→ REQUEST: The data below needs to be returned exactly, line for line.

→ DATA TO USE:

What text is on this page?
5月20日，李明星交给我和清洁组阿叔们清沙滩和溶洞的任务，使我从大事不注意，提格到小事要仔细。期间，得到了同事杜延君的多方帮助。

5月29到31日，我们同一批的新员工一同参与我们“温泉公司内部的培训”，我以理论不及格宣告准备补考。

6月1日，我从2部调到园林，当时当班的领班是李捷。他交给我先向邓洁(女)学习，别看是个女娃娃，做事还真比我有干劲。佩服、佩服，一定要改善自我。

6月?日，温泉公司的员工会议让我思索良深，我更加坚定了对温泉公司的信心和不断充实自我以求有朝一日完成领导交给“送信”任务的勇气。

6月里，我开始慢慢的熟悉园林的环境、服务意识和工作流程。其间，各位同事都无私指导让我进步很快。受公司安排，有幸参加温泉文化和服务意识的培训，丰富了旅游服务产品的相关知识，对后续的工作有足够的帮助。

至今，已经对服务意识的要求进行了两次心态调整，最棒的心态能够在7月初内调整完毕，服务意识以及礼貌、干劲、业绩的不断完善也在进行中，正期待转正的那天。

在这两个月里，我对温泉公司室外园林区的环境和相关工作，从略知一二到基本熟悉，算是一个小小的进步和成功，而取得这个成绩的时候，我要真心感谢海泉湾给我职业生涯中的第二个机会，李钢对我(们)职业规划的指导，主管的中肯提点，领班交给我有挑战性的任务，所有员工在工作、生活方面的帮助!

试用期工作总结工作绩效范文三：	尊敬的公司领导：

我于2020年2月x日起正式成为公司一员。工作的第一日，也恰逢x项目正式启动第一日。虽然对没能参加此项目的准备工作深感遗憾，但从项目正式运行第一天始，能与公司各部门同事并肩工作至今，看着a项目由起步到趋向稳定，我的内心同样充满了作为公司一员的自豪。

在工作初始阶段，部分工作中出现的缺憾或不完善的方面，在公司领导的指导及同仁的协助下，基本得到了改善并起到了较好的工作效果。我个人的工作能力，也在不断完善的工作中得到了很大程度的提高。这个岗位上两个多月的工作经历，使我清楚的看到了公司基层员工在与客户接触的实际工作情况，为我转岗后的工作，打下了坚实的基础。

→ THE SOLUTION:
What text is on this page?
5月20日，李明星交给我和清洁组阿叔们清沙滩和溶洞的任务，使我从大事不注意，提格到小事要仔细。期间，得到了同事杜延君的多方帮助。

5月29到31日，我们同一批的新员工一同参与我们“温泉公司内部的培训”，我以理论不及格宣告准备补考。

6月1日，我从2部调到园林，当时当班的领班是李捷。他交给我先向邓洁(女)学习，别看是个女娃娃，做事还真比我有干劲。佩服、佩服，一定要改善自我。

6月?日，温泉公司的员工会议让我思索良深，我更加坚定了对温泉公司的信心和不断充实自我以求有朝一日完成领导交给“送信”任务的勇气。

6月里，我开始慢慢的熟悉园林的环境、服务意识和工作流程。其间，各位同事都无私指导让我进步很快。受公司安排，有幸参加温泉文化和服务意识的培训，丰富了旅游服务产品的相关知识，对后续的工作有足够的帮助。

至今，已经对服务意识的要求进行了两次心态调整，最棒的心态能够在7月初内调整完毕，服务意识以及礼貌、干劲、业绩的不断完善也在进行中，正期待转正的那天。

在这两个月里，我对温泉公司室外园林区的环境和相关工作，从略知一二到基本熟悉，算是一个小小的进步和成功，而取得这个成绩的时候，我要真心感谢海泉湾给我职业生涯中的第二个机会，李钢对我(们)职业规划的指导，主管的中肯提点，领班交给我有挑战性的任务，所有员工在工作、生活方面的帮助!

试用期工作总结工作绩效范文三：	尊敬的公司领导：

我于2020年2月x日起正式成为公司一员。工作的第一日，也恰逢x项目正式启动第一日。虽然对没能参加此项目的准备工作深感遗憾，但从项目正式运行第一天始，能与公司各部门同事并肩工作至今，看着a项目由起步到趋向稳定，我的内心同样充满了作为公司一员的自豪。

在工作初始阶段，部分工作中出现的缺憾或不完善的方面，在公司领导的指导及同仁的协助下，基本得到了改善并起到了较好的工作效果。我个人的工作能力，也在不断完善的工作中得到了很大程度的提高。这个岗位上两个多月的工作经历，使我清楚的看到了公司基层员工在与客户接触的实际工作情况，为我转岗后的工作，打下了坚实的基础。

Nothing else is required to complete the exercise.